▶ TEXT SECTION
By 1891, von Schele had attained the rank of major and was appointed head of the cavalry department in the Ministry of War.

== Colonial service ==
In 1892, von Schele was promoted to colonel, and was assigned commander of the Schutztruppe in German East Africa, beginning a gradual conquest of the East African interior. He crushed a revolt by the Nyamwezi under chief Isike, before leading a campaign against Chaga king Mangi Meli, capturing the king's base at Moshi in Kilimanjaro. In September 1893, Schele was appointed Reichskommissar of the colony.

Upon his appointment as governor, Schele quickly began a pacification campaign against the Mbunga tribe, which had been fighting a rebellion against German rule since 1889. Von Schele led the Schutztruppe in an expedition along the Rufiji River in search of Mbunga chieftain Lubiki-w-mtu, during which German troops torched and looted villages and killed around 250 Mbunga. Lubiki-w-mtu was eventually captured and was hanged in front of his own subjects on 20 December 1893, after which von Schele declared that all the Mbunga were now subjects of Wilhelm II, and any further "marauding, plundering or slaving" by the Mbunga would be prohibited.

▶ SUPPLIED RECORDS
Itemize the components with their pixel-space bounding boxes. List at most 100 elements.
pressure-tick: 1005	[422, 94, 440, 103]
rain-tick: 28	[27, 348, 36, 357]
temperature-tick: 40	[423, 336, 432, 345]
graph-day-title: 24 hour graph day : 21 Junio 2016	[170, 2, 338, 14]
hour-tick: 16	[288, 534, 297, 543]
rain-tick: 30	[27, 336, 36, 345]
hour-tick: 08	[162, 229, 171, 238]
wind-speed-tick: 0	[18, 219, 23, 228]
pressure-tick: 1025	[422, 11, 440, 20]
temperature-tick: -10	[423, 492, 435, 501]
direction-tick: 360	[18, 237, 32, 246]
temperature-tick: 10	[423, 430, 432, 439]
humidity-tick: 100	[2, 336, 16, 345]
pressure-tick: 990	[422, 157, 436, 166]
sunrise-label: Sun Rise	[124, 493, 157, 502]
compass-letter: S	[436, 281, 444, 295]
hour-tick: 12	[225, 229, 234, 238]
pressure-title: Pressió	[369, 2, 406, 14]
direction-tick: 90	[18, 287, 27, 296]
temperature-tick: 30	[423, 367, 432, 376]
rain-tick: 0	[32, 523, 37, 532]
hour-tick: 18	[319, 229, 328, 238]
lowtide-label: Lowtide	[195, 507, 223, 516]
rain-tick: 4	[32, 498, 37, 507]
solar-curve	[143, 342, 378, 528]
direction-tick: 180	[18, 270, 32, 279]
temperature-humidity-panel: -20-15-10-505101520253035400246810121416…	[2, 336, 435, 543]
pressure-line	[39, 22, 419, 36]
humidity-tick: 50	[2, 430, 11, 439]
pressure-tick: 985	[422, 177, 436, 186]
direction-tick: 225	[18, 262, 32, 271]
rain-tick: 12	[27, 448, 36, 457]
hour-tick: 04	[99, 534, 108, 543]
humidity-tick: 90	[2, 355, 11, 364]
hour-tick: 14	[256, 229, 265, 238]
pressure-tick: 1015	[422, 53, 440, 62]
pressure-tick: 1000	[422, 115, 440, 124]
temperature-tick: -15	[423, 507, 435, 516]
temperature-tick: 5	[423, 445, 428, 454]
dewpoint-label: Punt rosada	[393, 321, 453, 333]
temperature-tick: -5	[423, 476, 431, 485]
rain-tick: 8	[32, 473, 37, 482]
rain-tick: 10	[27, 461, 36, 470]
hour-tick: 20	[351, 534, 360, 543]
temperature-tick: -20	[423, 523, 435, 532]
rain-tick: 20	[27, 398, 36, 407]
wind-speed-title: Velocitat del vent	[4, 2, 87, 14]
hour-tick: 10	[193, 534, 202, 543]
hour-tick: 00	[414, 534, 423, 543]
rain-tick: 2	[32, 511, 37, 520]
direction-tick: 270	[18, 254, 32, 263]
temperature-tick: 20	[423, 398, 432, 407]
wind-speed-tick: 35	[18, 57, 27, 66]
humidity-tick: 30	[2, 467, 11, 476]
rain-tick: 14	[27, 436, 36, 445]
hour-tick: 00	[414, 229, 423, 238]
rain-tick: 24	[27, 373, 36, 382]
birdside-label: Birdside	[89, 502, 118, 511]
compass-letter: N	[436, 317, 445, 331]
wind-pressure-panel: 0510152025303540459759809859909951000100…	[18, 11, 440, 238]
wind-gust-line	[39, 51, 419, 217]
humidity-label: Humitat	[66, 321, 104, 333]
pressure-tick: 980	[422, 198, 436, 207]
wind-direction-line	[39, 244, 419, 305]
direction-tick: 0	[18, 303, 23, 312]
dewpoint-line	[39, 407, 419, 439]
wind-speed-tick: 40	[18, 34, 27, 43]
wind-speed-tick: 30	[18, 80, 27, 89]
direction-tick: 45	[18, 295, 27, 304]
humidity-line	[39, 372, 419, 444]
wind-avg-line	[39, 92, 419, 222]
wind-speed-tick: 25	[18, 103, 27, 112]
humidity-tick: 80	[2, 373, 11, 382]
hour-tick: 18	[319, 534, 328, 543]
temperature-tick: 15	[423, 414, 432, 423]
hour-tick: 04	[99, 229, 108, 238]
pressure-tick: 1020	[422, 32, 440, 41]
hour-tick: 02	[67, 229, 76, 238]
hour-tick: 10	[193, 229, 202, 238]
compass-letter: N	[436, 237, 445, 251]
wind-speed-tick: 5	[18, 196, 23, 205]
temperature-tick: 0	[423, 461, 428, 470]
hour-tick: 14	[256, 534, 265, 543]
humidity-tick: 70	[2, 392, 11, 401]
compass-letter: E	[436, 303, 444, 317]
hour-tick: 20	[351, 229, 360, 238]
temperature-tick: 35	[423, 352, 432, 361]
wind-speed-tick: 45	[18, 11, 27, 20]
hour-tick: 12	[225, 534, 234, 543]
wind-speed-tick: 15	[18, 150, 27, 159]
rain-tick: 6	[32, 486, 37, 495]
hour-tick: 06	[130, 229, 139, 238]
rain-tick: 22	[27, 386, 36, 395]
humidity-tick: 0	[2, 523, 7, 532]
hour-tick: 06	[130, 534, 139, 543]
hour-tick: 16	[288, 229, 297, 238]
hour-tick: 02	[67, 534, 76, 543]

▶ REQUIRED ACTION
Repeat the text about von Schele word for word, starting at "Upon his appointment" and ending after "would be prohibited.".

▶ REPLY
Upon his appointment as governor, Schele quickly began a pacification campaign against the Mbunga tribe, which had been fighting a rebellion against German rule since 1889. Von Schele led the Schutztruppe in an expedition along the Rufiji River in search of Mbunga chieftain Lubiki-w-mtu, during which German troops torched and looted villages and killed around 250 Mbunga. Lubiki-w-mtu was eventually captured and was hanged in front of his own subjects on 20 December 1893, after which von Schele declared that all the Mbunga were now subjects of Wilhelm II, and any further "marauding, plundering or slaving" by the Mbunga would be prohibited.